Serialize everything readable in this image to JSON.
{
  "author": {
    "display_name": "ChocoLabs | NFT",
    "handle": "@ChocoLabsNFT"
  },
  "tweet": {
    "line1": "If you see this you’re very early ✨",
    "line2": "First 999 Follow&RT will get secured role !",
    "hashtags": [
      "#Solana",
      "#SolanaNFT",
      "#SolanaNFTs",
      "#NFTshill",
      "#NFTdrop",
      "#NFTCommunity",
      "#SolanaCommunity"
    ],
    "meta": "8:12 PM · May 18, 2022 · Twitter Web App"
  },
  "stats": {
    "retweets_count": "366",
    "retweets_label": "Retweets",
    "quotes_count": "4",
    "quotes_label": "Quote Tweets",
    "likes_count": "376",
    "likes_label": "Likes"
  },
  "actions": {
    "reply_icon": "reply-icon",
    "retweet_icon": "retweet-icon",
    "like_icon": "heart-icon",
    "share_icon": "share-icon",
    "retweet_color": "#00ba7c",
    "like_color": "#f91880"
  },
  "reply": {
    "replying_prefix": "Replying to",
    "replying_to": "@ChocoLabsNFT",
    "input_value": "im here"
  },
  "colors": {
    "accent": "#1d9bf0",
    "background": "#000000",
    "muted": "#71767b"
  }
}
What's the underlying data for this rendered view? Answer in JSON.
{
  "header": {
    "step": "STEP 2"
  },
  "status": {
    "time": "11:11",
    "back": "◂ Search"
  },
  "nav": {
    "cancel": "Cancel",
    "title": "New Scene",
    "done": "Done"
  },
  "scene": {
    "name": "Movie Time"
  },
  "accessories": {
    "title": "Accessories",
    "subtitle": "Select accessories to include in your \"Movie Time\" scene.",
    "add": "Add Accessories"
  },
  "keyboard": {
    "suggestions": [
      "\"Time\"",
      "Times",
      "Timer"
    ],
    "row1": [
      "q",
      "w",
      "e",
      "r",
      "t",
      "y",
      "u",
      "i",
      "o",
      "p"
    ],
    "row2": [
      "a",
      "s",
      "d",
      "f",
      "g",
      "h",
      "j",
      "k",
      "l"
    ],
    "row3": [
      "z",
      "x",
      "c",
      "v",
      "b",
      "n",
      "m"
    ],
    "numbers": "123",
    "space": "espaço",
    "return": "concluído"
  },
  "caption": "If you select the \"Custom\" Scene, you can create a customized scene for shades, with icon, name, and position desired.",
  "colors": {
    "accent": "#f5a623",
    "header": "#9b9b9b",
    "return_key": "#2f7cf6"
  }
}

================================

WHAT TO DO: Repeat the data precisely, line by line.

THE OUTPUT:
Serialize everything readable in this image to JSON.
{
  "author": {
    "display_name": "ChocoLabs | NFT",
    "handle": "@ChocoLabsNFT"
  },
  "tweet": {
    "line1": "If you see this you’re very early ✨",
    "line2": "First 999 Follow&RT will get secured role !",
    "hashtags": [
      "#Solana",
      "#SolanaNFT",
      "#SolanaNFTs",
      "#NFTshill",
      "#NFTdrop",
      "#NFTCommunity",
      "#SolanaCommunity"
    ],
    "meta": "8:12 PM · May 18, 2022 · Twitter Web App"
  },
  "stats": {
    "retweets_count": "366",
    "retweets_label": "Retweets",
    "quotes_count": "4",
    "quotes_label": "Quote Tweets",
    "likes_count": "376",
    "likes_label": "Likes"
  },
  "actions": {
    "reply_icon": "reply-icon",
    "retweet_icon": "retweet-icon",
    "like_icon": "heart-icon",
    "share_icon": "share-icon",
    "retweet_color": "#00ba7c",
    "like_color": "#f91880"
  },
  "reply": {
    "replying_prefix": "Replying to",
    "replying_to": "@ChocoLabsNFT",
    "input_value": "im here"
  },
  "colors": {
    "accent": "#1d9bf0",
    "background": "#000000",
    "muted": "#71767b"
  }
}
What's the underlying data for this rendered view? Answer in JSON.
{
  "header": {
    "step": "STEP 2"
  },
  "status": {
    "time": "11:11",
    "back": "◂ Search"
  },
  "nav": {
    "cancel": "Cancel",
    "title": "New Scene",
    "done": "Done"
  },
  "scene": {
    "name": "Movie Time"
  },
  "accessories": {
    "title": "Accessories",
    "subtitle": "Select accessories to include in your \"Movie Time\" scene.",
    "add": "Add Accessories"
  },
  "keyboard": {
    "suggestions": [
      "\"Time\"",
      "Times",
      "Timer"
    ],
    "row1": [
      "q",
      "w",
      "e",
      "r",
      "t",
      "y",
      "u",
      "i",
      "o",
      "p"
    ],
    "row2": [
      "a",
      "s",
      "d",
      "f",
      "g",
      "h",
      "j",
      "k",
      "l"
    ],
    "row3": [
      "z",
      "x",
      "c",
      "v",
      "b",
      "n",
      "m"
    ],
    "numbers": "123",
    "space": "espaço",
    "return": "concluído"
  },
  "caption": "If you select the \"Custom\" Scene, you can create a customized scene for shades, with icon, name, and position desired.",
  "colors": {
    "accent": "#f5a623",
    "header": "#9b9b9b",
    "return_key": "#2f7cf6"
  }
}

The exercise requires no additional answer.